Please give the date on which MongoDB detected the hack, according to the article about the breach.
*** Opening of Document segment ***
MongoDB hacked, user data exposed


Threat actors have accessed MongoDB corporate systems, putting user data at risk.

In the security notice on December 16th, MongoDB admitted to a security incident involving unauthorized access to its corporate systems.

Threat actors accessed customer names, phone numbers, email addresses, and customer account metadata, including system logs for one customer. The company claims it hasn’t found evidence that any other customers’ system logs were accessed.

MongoDB detected the hack on December 13th. However, it believes the threat actors had unauthorized access to systems for some period of time before discovery.

MongoDB Inc. provides a document-oriented database platform. The company says that it hasn’t identified security vulnerabilities in any MongoDB products as a result of the incident.

According to the security notice, access to the MongoDB Atlas cluster is authenticated via a separate system from MongoDB corporate systems, and there is no evidence that this system has been compromised.

The company advises customers to stay vigilant for social engineering and phishing attacks, activate phishing-resistant multi-factor authentication (MFA), and regularly rotate their MongoDB Atlas passwords.

Headquartered in New York, MongoDB has more than 37,000 customers in over 100 countries. The MongoDB database platform has been downloaded over 300 million times, and there have been more than 1.5 million registrations for MongoDB.
*** Close of Document segment ***
*** Opening of Dataset extract ***
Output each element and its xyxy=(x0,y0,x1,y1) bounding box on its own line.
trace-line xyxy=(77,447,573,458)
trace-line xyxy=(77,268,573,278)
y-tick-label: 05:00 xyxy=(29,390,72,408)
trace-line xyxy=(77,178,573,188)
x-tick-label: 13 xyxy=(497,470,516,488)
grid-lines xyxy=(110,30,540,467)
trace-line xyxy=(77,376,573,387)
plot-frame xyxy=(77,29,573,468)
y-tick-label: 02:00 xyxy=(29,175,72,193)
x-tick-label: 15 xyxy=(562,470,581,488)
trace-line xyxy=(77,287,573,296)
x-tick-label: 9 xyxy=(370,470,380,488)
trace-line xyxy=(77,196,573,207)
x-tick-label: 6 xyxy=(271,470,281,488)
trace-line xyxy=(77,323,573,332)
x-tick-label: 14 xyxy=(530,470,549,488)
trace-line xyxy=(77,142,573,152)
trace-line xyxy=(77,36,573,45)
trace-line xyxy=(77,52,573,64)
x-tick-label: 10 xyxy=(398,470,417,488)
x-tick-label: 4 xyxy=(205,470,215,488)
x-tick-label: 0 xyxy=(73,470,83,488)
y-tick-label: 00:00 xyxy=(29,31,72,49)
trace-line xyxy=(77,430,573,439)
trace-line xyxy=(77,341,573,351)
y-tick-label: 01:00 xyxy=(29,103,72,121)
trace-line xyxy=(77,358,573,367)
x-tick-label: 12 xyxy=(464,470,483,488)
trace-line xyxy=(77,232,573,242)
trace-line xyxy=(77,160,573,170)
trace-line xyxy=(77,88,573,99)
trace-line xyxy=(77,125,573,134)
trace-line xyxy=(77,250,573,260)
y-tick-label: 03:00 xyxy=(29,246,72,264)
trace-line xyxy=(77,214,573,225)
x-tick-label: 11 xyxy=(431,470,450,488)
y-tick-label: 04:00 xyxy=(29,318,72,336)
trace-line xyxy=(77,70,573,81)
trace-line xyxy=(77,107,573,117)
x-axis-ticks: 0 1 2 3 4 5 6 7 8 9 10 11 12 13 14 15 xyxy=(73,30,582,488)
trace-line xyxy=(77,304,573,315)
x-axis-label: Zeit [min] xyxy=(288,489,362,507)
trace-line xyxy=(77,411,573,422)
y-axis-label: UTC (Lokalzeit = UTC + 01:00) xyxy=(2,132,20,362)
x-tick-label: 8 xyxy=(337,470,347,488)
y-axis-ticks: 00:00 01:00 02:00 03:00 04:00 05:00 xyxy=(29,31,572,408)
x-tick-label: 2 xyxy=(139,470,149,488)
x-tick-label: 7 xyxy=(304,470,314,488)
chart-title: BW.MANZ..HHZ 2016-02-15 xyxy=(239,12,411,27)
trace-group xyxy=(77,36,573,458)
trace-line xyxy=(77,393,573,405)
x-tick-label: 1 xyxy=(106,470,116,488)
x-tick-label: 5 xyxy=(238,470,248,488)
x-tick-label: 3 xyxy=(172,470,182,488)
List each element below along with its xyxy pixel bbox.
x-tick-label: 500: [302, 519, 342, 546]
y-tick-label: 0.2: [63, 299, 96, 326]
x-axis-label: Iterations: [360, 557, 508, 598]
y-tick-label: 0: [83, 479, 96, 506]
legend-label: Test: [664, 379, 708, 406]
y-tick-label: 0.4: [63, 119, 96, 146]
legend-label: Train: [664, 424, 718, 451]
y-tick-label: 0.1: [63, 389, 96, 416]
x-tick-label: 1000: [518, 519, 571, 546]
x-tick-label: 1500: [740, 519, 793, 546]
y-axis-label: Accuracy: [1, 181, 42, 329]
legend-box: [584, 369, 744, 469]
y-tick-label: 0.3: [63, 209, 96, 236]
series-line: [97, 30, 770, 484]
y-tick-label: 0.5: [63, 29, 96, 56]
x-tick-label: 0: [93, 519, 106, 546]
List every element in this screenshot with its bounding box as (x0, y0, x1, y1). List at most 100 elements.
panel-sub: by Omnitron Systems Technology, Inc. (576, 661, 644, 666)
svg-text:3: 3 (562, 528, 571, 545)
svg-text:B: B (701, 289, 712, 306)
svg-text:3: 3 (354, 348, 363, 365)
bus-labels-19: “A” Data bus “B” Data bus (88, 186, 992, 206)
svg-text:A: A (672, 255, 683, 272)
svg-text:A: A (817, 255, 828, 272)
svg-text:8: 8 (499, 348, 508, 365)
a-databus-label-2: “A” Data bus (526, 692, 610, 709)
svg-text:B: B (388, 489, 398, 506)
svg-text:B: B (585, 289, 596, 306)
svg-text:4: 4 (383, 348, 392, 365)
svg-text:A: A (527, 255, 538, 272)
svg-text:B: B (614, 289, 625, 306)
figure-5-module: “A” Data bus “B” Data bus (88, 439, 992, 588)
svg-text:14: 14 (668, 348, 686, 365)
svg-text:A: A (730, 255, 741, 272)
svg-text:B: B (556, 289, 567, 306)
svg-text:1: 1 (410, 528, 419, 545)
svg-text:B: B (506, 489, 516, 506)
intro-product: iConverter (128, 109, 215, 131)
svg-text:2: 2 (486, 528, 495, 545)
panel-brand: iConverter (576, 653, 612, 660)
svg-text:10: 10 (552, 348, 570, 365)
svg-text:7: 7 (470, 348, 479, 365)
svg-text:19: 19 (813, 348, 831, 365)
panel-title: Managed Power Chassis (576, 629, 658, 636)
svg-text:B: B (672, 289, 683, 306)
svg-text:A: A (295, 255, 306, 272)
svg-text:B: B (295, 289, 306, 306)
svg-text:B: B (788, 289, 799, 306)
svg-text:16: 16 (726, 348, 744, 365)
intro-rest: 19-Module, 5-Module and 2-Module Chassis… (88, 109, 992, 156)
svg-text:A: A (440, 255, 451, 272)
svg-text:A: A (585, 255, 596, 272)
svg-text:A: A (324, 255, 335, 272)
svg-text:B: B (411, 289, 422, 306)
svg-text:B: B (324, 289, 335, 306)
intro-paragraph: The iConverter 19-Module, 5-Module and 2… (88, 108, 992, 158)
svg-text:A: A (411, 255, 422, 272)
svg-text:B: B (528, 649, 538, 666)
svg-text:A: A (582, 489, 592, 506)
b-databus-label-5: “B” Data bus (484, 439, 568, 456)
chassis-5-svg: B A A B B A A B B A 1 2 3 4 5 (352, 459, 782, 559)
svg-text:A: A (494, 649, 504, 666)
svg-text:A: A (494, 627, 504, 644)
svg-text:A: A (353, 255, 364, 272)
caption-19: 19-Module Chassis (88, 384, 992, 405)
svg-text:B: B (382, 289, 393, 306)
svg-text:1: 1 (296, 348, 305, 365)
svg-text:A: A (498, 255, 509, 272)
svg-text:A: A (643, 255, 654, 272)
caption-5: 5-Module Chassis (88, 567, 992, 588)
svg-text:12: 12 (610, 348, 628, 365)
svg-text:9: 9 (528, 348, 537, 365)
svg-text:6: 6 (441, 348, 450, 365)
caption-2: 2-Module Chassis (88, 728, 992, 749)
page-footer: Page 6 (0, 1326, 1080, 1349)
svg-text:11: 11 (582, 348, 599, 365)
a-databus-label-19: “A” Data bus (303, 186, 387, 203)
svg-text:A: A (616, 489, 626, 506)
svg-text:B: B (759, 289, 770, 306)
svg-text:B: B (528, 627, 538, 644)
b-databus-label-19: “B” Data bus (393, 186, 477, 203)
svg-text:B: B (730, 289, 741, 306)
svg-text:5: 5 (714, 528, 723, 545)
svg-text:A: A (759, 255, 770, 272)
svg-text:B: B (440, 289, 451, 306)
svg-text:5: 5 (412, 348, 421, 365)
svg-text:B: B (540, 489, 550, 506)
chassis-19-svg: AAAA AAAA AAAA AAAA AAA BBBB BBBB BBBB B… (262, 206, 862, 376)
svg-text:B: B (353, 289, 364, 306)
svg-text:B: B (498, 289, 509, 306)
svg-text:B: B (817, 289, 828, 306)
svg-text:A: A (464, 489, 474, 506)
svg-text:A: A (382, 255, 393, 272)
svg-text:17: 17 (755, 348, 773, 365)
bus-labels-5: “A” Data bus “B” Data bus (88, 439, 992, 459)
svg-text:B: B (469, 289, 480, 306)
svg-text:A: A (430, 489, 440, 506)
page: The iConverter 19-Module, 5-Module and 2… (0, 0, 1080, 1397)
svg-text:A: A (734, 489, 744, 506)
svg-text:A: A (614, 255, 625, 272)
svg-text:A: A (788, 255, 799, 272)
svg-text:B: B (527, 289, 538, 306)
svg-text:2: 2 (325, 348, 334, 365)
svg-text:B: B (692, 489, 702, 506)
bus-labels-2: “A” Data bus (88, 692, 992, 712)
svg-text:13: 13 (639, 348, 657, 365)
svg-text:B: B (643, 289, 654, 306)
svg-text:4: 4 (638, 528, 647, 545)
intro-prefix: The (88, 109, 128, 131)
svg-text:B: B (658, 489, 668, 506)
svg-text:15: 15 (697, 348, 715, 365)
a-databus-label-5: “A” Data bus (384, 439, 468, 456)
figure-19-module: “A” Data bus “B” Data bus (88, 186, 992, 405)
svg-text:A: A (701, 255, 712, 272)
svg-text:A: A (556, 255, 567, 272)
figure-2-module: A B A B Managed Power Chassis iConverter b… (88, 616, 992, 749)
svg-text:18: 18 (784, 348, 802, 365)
*** Close of Dataset extract ***
_Written response:_ December 13th